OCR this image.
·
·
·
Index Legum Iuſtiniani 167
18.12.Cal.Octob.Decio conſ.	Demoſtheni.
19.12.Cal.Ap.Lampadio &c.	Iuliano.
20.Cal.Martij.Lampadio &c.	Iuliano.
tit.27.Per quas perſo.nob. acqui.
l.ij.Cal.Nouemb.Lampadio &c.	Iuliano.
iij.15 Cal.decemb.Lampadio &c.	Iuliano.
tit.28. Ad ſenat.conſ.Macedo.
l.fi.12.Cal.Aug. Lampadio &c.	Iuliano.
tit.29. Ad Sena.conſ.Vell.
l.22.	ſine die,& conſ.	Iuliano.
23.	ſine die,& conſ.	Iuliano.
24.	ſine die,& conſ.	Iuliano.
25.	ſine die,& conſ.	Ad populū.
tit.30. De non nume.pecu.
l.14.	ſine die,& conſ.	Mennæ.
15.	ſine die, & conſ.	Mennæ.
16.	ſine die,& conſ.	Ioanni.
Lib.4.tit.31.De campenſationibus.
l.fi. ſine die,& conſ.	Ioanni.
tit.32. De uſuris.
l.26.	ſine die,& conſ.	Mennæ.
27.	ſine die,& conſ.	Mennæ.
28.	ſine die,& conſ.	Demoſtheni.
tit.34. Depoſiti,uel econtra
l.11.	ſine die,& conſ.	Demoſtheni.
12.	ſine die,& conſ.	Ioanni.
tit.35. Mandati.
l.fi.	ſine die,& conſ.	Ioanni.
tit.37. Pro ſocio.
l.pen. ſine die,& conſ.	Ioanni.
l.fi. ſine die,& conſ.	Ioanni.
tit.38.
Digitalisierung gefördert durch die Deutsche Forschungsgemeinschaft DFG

****************************************

WHAT YOU SHOULD DO: Count every line of the records that holds "Iuliano". State the number, nothing else.

TASK RESPONSE: 8